● Problem to solve
Look for the word "image" in the entries below, then copy every line that has it.

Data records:
====================

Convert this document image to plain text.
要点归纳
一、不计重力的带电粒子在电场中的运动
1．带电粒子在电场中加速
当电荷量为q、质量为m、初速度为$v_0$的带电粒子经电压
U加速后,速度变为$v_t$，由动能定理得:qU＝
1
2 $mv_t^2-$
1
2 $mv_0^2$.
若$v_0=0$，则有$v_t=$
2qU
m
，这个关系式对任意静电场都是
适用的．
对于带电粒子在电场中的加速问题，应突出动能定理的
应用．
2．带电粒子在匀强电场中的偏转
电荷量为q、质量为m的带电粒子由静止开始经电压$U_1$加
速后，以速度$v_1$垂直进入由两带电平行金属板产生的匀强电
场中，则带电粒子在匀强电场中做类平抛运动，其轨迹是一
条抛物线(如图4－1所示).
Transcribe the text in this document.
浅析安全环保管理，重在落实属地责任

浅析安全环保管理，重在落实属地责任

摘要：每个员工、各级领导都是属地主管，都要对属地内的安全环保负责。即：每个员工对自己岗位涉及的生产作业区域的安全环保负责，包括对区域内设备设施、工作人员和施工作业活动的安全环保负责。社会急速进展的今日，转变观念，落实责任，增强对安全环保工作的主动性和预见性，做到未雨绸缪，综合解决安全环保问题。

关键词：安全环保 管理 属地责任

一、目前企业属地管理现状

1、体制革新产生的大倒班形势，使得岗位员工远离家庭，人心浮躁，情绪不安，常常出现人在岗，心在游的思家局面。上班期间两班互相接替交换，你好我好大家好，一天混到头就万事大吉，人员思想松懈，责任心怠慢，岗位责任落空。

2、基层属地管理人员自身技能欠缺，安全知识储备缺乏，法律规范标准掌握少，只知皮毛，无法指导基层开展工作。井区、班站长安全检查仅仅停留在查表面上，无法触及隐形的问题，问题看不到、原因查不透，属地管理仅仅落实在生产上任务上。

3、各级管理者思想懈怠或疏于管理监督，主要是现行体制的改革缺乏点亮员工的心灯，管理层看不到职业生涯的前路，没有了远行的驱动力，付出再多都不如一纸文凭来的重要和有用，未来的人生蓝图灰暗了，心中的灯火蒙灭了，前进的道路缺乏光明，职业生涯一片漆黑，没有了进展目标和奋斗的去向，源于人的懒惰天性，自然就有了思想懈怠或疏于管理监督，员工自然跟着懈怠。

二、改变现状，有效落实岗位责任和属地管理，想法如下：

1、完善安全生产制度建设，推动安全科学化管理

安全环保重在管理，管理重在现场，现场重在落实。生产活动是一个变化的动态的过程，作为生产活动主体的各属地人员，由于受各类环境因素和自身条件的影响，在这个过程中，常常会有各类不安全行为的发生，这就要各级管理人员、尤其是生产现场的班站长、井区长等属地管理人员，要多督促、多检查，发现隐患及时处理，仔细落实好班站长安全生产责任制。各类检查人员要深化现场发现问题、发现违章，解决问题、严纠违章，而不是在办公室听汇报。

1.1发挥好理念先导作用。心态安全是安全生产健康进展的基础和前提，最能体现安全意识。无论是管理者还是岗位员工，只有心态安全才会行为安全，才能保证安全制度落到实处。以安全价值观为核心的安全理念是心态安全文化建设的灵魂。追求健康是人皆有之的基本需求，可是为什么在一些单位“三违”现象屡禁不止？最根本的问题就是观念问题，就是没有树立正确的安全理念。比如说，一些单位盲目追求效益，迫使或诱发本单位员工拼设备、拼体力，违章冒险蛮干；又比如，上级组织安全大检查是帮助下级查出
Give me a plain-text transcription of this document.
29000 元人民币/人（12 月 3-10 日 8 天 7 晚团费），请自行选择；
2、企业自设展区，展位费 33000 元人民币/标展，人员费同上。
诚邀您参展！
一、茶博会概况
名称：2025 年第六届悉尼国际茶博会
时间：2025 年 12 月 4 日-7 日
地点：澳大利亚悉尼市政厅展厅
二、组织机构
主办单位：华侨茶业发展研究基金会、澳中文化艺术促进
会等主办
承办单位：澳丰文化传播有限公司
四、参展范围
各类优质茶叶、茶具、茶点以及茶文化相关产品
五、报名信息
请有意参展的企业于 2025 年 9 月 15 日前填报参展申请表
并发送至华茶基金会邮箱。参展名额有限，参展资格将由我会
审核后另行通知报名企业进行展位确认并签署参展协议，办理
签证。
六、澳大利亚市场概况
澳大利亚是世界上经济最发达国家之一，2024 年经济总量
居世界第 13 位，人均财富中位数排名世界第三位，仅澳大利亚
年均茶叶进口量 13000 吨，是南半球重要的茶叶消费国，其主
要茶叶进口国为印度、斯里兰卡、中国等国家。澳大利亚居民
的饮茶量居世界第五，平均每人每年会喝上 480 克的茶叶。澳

====================

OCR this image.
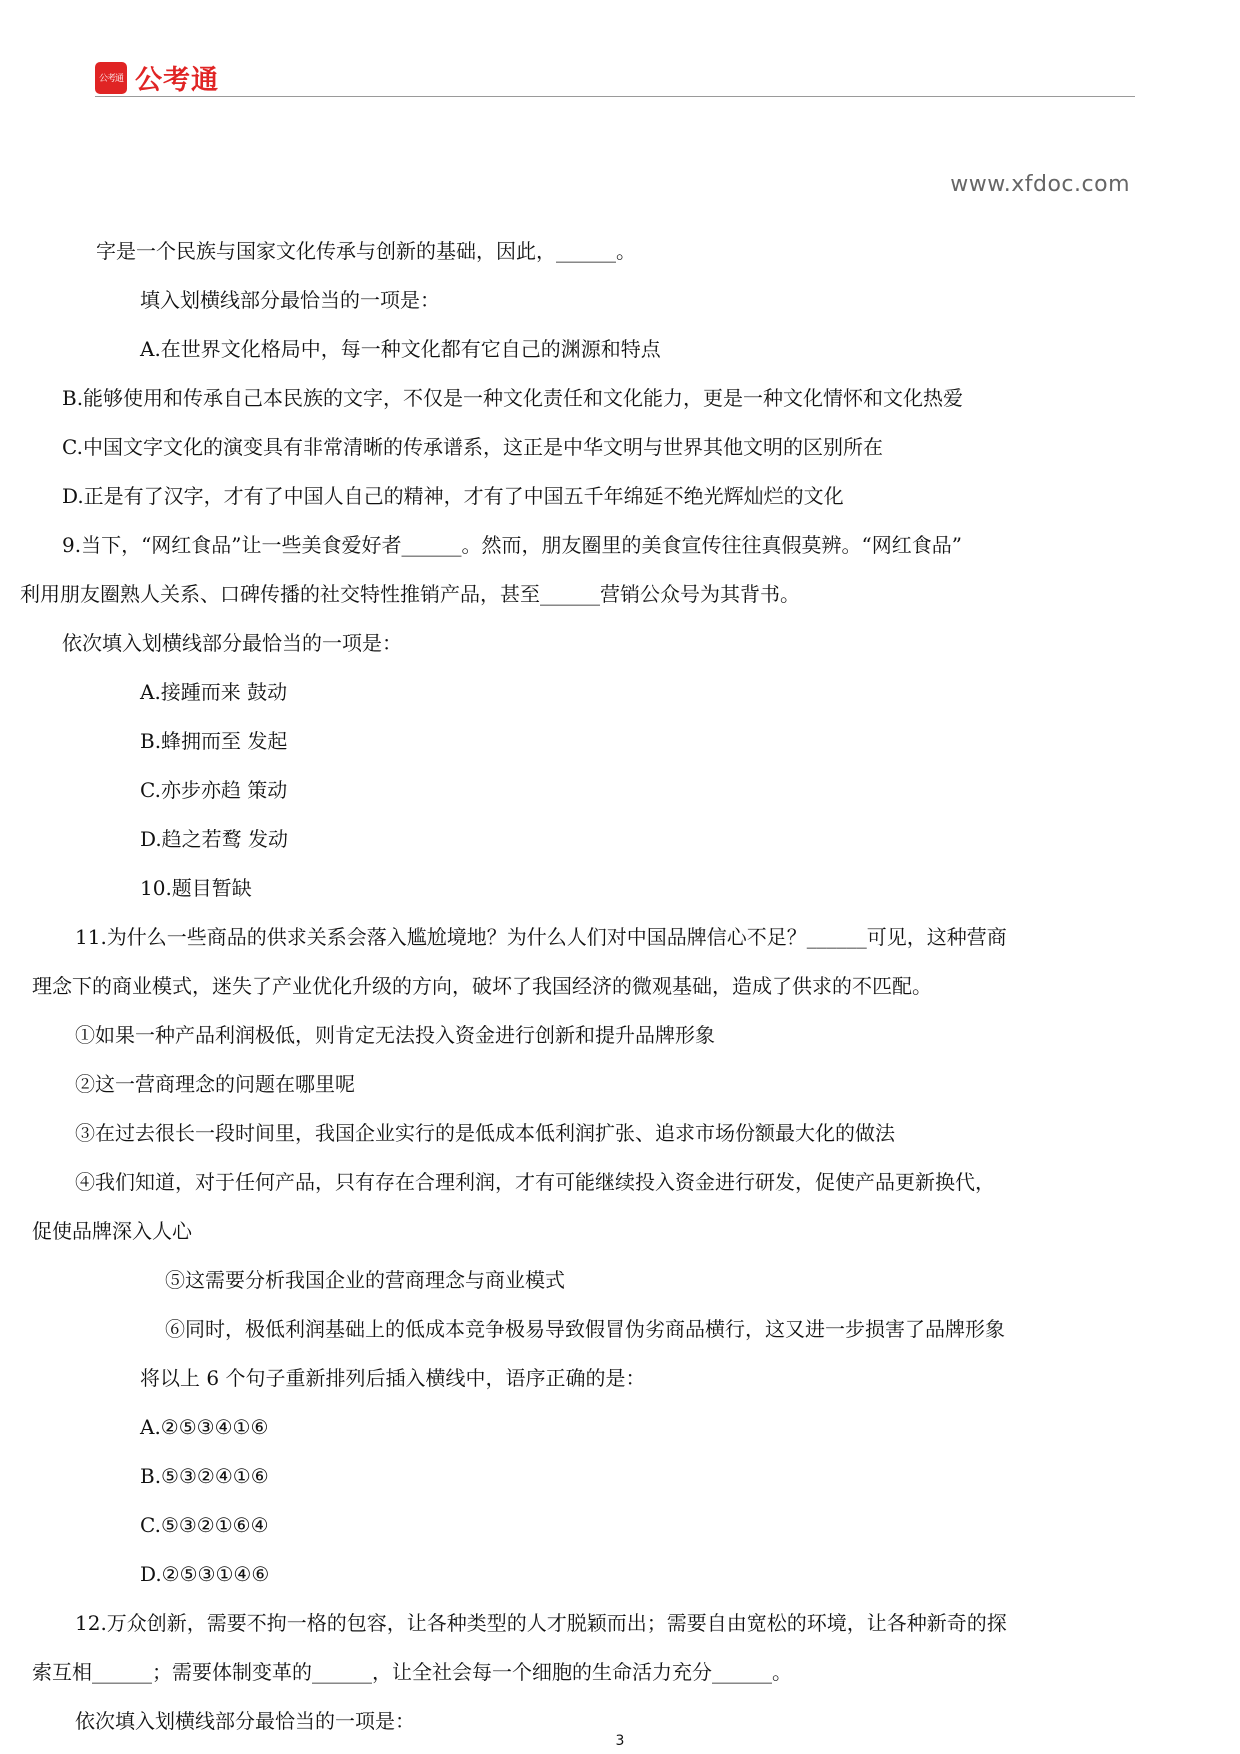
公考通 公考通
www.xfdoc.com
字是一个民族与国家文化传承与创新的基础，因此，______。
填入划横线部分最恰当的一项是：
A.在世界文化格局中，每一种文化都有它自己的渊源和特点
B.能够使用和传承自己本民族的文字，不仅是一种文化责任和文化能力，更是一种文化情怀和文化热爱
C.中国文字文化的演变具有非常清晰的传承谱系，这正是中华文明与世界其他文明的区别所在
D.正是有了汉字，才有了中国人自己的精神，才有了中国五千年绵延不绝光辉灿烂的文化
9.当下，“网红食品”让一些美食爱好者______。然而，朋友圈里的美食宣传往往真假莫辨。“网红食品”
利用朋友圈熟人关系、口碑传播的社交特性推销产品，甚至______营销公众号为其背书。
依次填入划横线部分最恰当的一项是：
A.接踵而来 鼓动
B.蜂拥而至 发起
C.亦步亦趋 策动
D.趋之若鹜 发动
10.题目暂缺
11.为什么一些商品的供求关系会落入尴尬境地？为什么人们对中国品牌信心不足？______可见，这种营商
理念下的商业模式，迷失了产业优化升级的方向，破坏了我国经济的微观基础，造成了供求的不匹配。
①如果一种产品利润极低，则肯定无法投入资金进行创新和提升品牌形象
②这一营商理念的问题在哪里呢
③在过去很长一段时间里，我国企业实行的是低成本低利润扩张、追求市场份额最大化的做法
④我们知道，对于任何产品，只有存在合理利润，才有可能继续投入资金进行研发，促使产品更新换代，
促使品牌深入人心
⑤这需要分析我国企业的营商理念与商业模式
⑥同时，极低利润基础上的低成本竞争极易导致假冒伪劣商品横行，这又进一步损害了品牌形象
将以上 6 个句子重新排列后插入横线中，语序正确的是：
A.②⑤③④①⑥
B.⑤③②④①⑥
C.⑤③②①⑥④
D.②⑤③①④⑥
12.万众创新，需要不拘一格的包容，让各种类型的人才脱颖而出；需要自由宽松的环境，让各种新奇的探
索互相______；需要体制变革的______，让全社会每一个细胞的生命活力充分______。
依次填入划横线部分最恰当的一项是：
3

====================

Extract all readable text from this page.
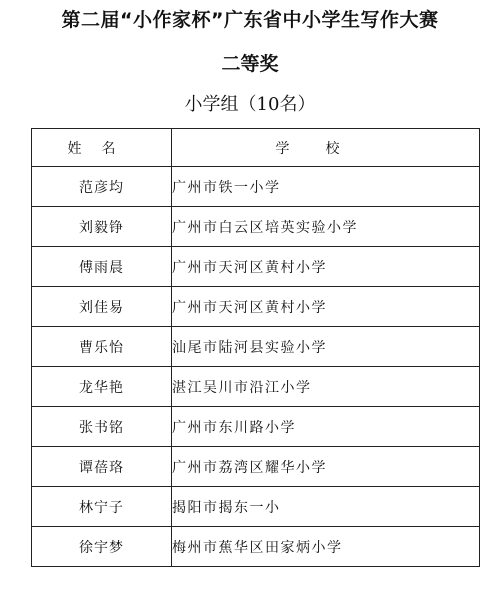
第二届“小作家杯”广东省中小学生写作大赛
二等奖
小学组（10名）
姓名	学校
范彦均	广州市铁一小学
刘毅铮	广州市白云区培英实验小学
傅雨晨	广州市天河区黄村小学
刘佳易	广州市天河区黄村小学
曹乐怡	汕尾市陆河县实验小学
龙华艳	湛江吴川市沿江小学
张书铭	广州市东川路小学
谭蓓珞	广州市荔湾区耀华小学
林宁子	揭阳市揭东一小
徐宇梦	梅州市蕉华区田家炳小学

====================

● Finished answer
Convert this document image to plain text.
OCR this image.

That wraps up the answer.